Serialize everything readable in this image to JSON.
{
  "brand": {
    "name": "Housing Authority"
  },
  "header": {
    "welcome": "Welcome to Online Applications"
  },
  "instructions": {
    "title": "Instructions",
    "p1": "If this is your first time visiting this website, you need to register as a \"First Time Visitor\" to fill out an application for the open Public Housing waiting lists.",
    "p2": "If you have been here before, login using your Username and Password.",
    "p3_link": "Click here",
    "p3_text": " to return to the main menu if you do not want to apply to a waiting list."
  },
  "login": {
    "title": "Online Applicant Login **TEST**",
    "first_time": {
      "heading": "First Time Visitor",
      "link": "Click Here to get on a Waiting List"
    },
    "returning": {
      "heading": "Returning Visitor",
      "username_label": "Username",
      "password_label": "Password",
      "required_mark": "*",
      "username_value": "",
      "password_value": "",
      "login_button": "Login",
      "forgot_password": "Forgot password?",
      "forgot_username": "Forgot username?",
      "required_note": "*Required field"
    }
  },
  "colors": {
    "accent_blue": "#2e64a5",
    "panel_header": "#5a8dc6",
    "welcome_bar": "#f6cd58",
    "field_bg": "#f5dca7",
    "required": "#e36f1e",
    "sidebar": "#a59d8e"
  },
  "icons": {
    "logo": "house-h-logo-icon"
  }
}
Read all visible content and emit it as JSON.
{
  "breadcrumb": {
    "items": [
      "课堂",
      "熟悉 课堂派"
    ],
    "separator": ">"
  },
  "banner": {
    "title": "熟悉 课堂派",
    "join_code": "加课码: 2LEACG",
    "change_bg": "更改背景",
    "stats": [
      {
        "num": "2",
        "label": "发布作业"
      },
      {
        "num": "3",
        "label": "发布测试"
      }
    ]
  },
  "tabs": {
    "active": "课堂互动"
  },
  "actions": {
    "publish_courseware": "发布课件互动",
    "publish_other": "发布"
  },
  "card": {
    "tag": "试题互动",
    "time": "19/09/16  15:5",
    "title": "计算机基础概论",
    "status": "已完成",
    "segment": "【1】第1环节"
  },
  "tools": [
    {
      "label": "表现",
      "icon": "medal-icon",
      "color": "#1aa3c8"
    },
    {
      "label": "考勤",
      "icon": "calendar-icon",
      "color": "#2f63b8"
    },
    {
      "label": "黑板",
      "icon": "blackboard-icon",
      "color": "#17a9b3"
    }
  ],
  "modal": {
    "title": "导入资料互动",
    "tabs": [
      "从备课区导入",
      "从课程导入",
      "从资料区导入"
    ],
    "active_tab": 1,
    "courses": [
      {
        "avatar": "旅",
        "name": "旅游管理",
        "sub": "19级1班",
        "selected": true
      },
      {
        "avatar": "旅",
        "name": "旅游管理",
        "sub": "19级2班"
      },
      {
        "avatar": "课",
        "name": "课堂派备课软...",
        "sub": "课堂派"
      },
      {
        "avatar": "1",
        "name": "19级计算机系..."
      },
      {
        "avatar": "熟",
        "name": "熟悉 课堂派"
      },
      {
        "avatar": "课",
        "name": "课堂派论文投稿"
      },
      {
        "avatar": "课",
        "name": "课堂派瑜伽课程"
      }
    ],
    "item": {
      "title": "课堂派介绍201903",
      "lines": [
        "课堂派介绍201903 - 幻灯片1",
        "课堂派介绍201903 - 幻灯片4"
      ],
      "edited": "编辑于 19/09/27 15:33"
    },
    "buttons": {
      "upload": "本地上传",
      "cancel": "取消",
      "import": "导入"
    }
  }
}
..............................
TASK BRIEF => All of the entries above need to be reproduced exactly.

FINISHED EXERCISE =>
Serialize everything readable in this image to JSON.
{
  "brand": {
    "name": "Housing Authority"
  },
  "header": {
    "welcome": "Welcome to Online Applications"
  },
  "instructions": {
    "title": "Instructions",
    "p1": "If this is your first time visiting this website, you need to register as a \"First Time Visitor\" to fill out an application for the open Public Housing waiting lists.",
    "p2": "If you have been here before, login using your Username and Password.",
    "p3_link": "Click here",
    "p3_text": " to return to the main menu if you do not want to apply to a waiting list."
  },
  "login": {
    "title": "Online Applicant Login **TEST**",
    "first_time": {
      "heading": "First Time Visitor",
      "link": "Click Here to get on a Waiting List"
    },
    "returning": {
      "heading": "Returning Visitor",
      "username_label": "Username",
      "password_label": "Password",
      "required_mark": "*",
      "username_value": "",
      "password_value": "",
      "login_button": "Login",
      "forgot_password": "Forgot password?",
      "forgot_username": "Forgot username?",
      "required_note": "*Required field"
    }
  },
  "colors": {
    "accent_blue": "#2e64a5",
    "panel_header": "#5a8dc6",
    "welcome_bar": "#f6cd58",
    "field_bg": "#f5dca7",
    "required": "#e36f1e",
    "sidebar": "#a59d8e"
  },
  "icons": {
    "logo": "house-h-logo-icon"
  }
}
Read all visible content and emit it as JSON.
{
  "breadcrumb": {
    "items": [
      "课堂",
      "熟悉 课堂派"
    ],
    "separator": ">"
  },
  "banner": {
    "title": "熟悉 课堂派",
    "join_code": "加课码: 2LEACG",
    "change_bg": "更改背景",
    "stats": [
      {
        "num": "2",
        "label": "发布作业"
      },
      {
        "num": "3",
        "label": "发布测试"
      }
    ]
  },
  "tabs": {
    "active": "课堂互动"
  },
  "actions": {
    "publish_courseware": "发布课件互动",
    "publish_other": "发布"
  },
  "card": {
    "tag": "试题互动",
    "time": "19/09/16  15:5",
    "title": "计算机基础概论",
    "status": "已完成",
    "segment": "【1】第1环节"
  },
  "tools": [
    {
      "label": "表现",
      "icon": "medal-icon",
      "color": "#1aa3c8"
    },
    {
      "label": "考勤",
      "icon": "calendar-icon",
      "color": "#2f63b8"
    },
    {
      "label": "黑板",
      "icon": "blackboard-icon",
      "color": "#17a9b3"
    }
  ],
  "modal": {
    "title": "导入资料互动",
    "tabs": [
      "从备课区导入",
      "从课程导入",
      "从资料区导入"
    ],
    "active_tab": 1,
    "courses": [
      {
        "avatar": "旅",
        "name": "旅游管理",
        "sub": "19级1班",
        "selected": true
      },
      {
        "avatar": "旅",
        "name": "旅游管理",
        "sub": "19级2班"
      },
      {
        "avatar": "课",
        "name": "课堂派备课软...",
        "sub": "课堂派"
      },
      {
        "avatar": "1",
        "name": "19级计算机系..."
      },
      {
        "avatar": "熟",
        "name": "熟悉 课堂派"
      },
      {
        "avatar": "课",
        "name": "课堂派论文投稿"
      },
      {
        "avatar": "课",
        "name": "课堂派瑜伽课程"
      }
    ],
    "item": {
      "title": "课堂派介绍201903",
      "lines": [
        "课堂派介绍201903 - 幻灯片1",
        "课堂派介绍201903 - 幻灯片4"
      ],
      "edited": "编辑于 19/09/27 15:33"
    },
    "buttons": {
      "upload": "本地上传",
      "cancel": "取消",
      "import": "导入"
    }
  }
}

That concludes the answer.